> _Provided material_

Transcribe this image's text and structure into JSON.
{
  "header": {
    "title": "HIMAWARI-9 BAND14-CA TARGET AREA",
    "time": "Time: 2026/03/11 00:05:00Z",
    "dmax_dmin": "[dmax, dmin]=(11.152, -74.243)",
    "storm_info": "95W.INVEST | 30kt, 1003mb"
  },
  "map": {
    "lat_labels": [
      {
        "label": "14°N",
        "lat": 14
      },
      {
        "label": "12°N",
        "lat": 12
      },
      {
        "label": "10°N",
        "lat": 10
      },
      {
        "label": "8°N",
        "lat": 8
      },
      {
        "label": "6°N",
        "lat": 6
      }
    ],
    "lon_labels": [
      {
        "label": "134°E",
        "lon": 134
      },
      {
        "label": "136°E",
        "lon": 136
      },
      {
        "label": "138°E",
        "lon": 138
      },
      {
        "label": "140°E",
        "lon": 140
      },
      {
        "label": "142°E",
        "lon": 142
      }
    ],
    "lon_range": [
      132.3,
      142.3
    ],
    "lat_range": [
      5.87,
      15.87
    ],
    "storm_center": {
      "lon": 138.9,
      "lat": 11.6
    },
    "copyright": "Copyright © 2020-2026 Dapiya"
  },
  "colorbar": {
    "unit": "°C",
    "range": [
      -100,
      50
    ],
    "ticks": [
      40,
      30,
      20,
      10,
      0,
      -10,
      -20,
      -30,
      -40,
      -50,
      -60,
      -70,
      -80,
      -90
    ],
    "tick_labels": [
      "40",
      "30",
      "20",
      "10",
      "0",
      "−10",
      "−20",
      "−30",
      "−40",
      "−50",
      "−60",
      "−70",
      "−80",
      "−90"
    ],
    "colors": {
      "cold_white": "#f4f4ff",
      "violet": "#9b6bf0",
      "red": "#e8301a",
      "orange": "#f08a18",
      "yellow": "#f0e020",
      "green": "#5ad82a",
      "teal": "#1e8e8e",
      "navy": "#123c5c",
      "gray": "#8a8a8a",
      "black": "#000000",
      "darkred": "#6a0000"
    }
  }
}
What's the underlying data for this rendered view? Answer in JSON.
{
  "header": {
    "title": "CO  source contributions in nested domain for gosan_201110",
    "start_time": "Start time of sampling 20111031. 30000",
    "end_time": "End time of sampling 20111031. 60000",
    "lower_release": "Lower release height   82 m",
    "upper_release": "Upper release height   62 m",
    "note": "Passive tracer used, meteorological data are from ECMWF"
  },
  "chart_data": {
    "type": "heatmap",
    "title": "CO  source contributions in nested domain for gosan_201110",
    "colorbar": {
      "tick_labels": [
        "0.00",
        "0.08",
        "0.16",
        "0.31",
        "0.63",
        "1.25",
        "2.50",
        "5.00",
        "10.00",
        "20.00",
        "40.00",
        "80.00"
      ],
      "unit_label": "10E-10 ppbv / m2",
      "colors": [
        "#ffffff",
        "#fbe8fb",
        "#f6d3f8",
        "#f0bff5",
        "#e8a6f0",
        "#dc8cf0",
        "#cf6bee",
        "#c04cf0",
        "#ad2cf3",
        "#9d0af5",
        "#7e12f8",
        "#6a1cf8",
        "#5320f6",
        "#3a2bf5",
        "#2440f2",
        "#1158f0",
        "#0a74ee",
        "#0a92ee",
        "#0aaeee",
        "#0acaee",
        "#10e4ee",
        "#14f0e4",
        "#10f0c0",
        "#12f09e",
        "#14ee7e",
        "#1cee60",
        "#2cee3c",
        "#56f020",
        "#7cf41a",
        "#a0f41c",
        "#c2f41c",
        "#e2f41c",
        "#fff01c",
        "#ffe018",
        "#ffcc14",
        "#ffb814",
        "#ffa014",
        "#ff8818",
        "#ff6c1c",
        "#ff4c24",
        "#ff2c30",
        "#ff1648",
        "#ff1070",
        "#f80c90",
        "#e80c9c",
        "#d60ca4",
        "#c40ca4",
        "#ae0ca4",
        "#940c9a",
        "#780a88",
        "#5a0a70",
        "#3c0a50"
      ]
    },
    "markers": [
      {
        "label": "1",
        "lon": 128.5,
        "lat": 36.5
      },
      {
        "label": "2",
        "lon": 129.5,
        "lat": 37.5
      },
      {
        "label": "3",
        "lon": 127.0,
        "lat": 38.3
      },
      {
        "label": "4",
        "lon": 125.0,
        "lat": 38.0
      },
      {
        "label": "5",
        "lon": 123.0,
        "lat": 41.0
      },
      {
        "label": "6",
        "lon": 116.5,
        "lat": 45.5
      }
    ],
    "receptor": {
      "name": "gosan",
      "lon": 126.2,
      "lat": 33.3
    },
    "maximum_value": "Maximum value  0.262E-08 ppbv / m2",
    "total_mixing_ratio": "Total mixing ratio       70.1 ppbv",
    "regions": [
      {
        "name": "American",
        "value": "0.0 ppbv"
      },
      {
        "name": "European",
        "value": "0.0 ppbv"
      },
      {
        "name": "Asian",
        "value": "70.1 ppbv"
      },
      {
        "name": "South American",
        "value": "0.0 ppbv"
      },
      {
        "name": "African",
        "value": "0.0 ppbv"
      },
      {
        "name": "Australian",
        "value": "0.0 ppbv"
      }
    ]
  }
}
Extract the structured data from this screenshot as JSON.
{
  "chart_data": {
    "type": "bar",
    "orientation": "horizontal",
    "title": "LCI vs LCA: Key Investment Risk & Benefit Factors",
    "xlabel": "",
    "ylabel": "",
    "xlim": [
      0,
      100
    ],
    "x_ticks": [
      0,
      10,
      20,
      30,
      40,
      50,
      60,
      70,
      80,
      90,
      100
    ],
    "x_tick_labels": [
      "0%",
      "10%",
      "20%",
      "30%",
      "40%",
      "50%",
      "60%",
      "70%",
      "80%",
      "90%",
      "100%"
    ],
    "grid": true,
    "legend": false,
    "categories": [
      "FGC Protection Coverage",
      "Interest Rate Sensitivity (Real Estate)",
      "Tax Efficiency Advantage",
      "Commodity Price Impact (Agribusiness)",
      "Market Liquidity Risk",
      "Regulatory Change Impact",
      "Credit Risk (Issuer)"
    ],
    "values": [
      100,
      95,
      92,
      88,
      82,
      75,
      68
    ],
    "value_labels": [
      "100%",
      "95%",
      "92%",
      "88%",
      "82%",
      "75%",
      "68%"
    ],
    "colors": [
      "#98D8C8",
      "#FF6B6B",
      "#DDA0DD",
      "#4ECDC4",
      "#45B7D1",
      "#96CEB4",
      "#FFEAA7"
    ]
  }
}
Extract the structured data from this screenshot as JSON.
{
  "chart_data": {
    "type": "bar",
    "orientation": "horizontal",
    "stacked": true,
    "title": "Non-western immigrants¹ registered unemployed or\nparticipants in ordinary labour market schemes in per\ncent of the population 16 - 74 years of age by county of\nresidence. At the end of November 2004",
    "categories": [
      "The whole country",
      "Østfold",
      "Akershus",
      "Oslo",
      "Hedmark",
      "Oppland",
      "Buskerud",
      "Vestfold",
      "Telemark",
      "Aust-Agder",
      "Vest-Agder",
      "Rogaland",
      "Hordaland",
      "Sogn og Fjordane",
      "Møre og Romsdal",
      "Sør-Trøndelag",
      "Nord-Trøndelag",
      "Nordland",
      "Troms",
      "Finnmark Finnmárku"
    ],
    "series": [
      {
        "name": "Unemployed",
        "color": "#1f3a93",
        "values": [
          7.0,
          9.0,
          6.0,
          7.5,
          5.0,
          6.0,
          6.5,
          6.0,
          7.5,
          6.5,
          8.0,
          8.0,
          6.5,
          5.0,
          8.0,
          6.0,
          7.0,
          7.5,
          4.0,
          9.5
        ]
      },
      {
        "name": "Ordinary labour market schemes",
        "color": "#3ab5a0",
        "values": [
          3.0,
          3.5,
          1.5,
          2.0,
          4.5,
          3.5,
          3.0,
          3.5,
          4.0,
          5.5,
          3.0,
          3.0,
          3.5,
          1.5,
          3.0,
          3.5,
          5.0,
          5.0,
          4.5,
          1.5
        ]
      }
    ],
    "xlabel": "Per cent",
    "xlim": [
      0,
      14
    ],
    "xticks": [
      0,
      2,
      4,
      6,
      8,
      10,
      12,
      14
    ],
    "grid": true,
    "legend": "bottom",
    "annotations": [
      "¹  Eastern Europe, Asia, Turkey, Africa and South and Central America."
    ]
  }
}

> _Task directions_
Sift through the entries and copy every line with "title".

> _Solution_
    "title": "HIMAWARI-9 BAND14-CA TARGET AREA",
    "title": "CO  source contributions in nested domain for gosan_201110",
    "title": "CO  source contributions in nested domain for gosan_201110",
    "title": "LCI vs LCA: Key Investment Risk & Benefit Factors",
    "title": "Non-western immigrants¹ registered unemployed or\nparticipants in ordinary labour market schemes in per\ncent of the population 16 - 74 years of age by county of\nresidence. At the end of November 2004",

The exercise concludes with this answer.